Collected data entries
— start —

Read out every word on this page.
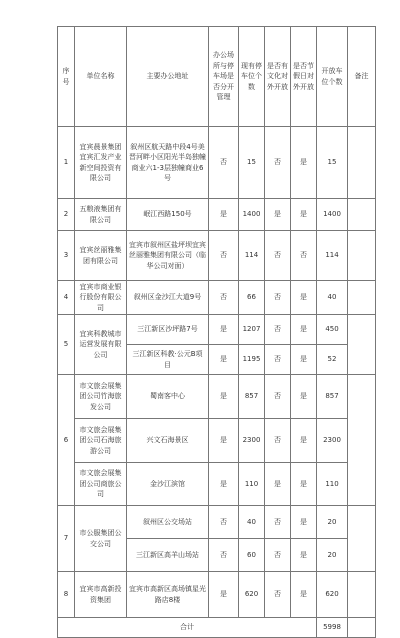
序号	单位名称	主要办公地址	办公场所与停车场是否分开管理	现有停车位个数	是否有文化对外开放	是否节假日对外开放	开放车位个数	备注
1	宜宾晨景集团宜宾汇发产业新空间投资有限公司	叙州区航天路中段4号美晋河畔小区阳光半岛独幢商业六1-3层独幢商业6号	否	15	否	是	15	
2	五粮液集团有限公司	岷江西路150号	是	1400	是	是	1400	
3	宜宾丝丽雅集团有限公司	宜宾市叙州区盐坪坝宜宾丝丽雅集团有限公司（临华公司对面）	否	114	否	否	114	
4	宜宾市商业银行股份有限公司	叙州区金沙江大道9号	否	66	否	是	40	
5	宜宾科教城市运营发展有限公司	三江新区沙坪路7号	是	1207	否	是	450	
		三江新区科教·公元B项目	是	1195	否	是	52	
6	市文旅会展集团公司竹海旅发公司	蜀南客中心	是	857	否	是	857	
	市文旅会展集团公司石海旅游公司	兴文石海景区	是	2300	否	是	2300	
	市文旅会展集团公司商旅公司	金沙江滨馆	是	110	是	是	110	
7	市公服集团公交公司	叙州区公交场站	否	40	否	是	20	
		三江新区高羊山场站	否	60	否	是	20	
8	宜宾市高新投资集团	宜宾市高新区高场镇星光路店8楼	是	620	否	是	620	
合计							5998	
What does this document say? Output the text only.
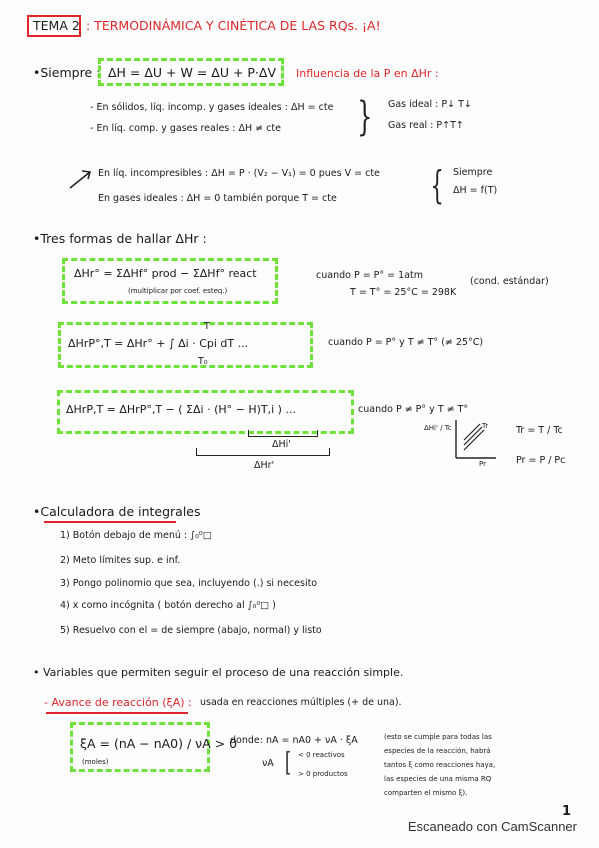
TEMA 2 : TERMODINÁMICA Y CINÉTICA DE LAS RQs. ¡A!
•Siempre : ΔH = ΔU + W = ΔU + P·ΔV Influencia de la P en ΔHr :
- En sólidos, líq. incomp. y gases ideales : ΔH = cte
- En líq. comp. y gases reales : ΔH ≠ cte } Gas ideal : P↓ T↓
Gas real : P↑T↑
En líq. incompresibles : ΔH = P · (V₂ − V₁) = 0 pues V = cte
En gases ideales : ΔH = 0 también porque T = cte { Siempre
ΔH = f(T)
•Tres formas de hallar ΔHr :
ΔHr° = ΣΔHf° prod − ΣΔHf° react
(multiplicar por coef. esteq.)
cuando P = P° = 1atm
T = T° = 25°C = 298K
(cond. estándar)
T
ΔHrP°,T = ΔHr° + ∫ Δi · Cpi dT ...
T₀
cuando P = P° y T ≠ T° (≠ 25°C)
ΔHrP,T = ΔHrP°,T − ( ΣΔi · (H° − H)T,i ) ...	cuando P ≠ P° y T ≠ T°
ΔHi'
ΔHr'
ΔHi' / Tc	Tr
Pr
Tr = T / Tc
Pr = P / Pc
•Calculadora de integrales
1) Botón debajo de menú : ∫₀⁰□
2) Meto límites sup. e inf.
3) Pongo polinomio que sea, incluyendo (.) si necesito
4) x como incógnita ( botón derecho al ∫₀⁰□ )
5) Resuelvo con el = de siempre (abajo, normal) y listo
• Variables que permiten seguir el proceso de una reacción simple.
- Avance de reacción (ξA) : usada en reacciones múltiples (+ de una).
ξA = (nA − nA0) / νA > 0
(moles)
donde: nA = nA0 + νA · ξA
νA [ < 0 reactivos
> 0 productos
(esto se cumple para todas las
especies de la reacción, habrá
tantos ξ como reacciones haya,
las especies de una misma RQ
comparten el mismo ξ).
1
Escaneado con CamScanner
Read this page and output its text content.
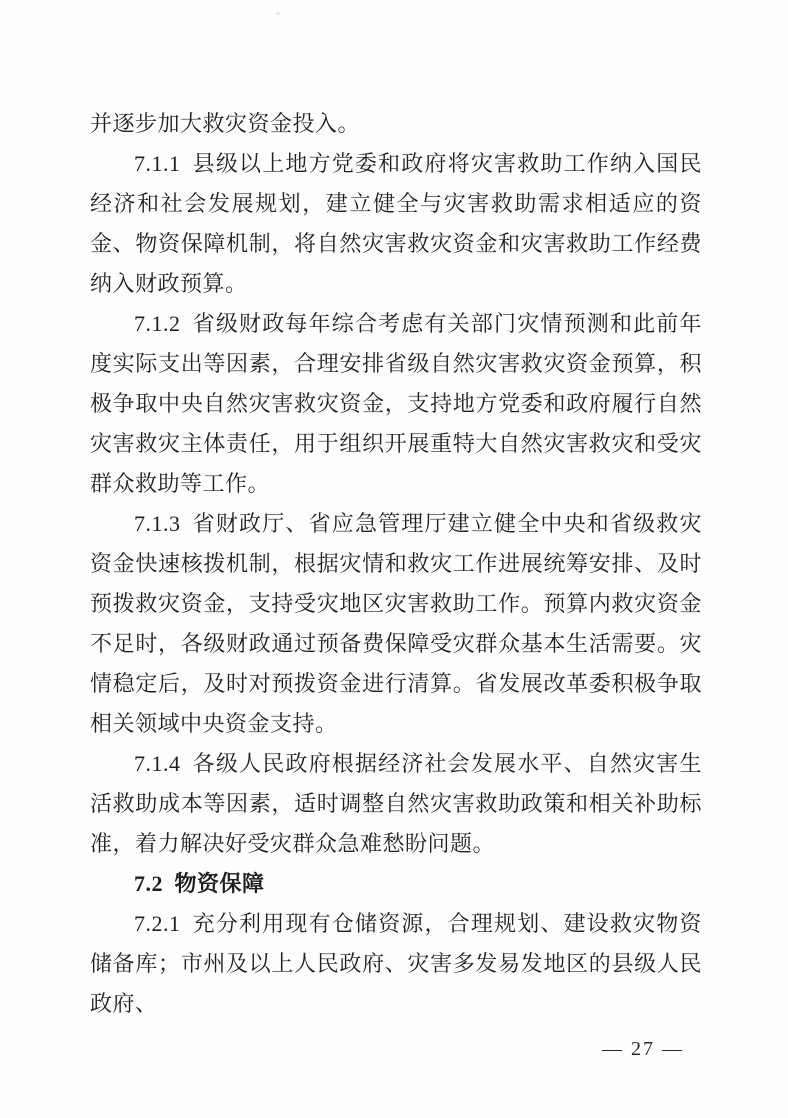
并逐步加大救灾资金投入。

7.1.1 县级以上地方党委和政府将灾害救助工作纳入国民经济和社会发展规划，建立健全与灾害救助需求相适应的资金、物资保障机制，将自然灾害救灾资金和灾害救助工作经费纳入财政预算。

7.1.2 省级财政每年综合考虑有关部门灾情预测和此前年度实际支出等因素，合理安排省级自然灾害救灾资金预算，积极争取中央自然灾害救灾资金，支持地方党委和政府履行自然灾害救灾主体责任，用于组织开展重特大自然灾害救灾和受灾群众救助等工作。

7.1.3 省财政厅、省应急管理厅建立健全中央和省级救灾资金快速核拨机制，根据灾情和救灾工作进展统筹安排、及时预拨救灾资金，支持受灾地区灾害救助工作。预算内救灾资金不足时，各级财政通过预备费保障受灾群众基本生活需要。灾情稳定后，及时对预拨资金进行清算。省发展改革委积极争取相关领域中央资金支持。

7.1.4 各级人民政府根据经济社会发展水平、自然灾害生活救助成本等因素，适时调整自然灾害救助政策和相关补助标准，着力解决好受灾群众急难愁盼问题。

7.2 物资保障

7.2.1 充分利用现有仓储资源，合理规划、建设救灾物资储备库；市州及以上人民政府、灾害多发易发地区的县级人民政府、

— 27 —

— end —

*Work to do*.
Find the word "Read" in the entries above and gather every line that holds it.

*Completed task*.
Read out every word on this page.
Read this page and output its text content.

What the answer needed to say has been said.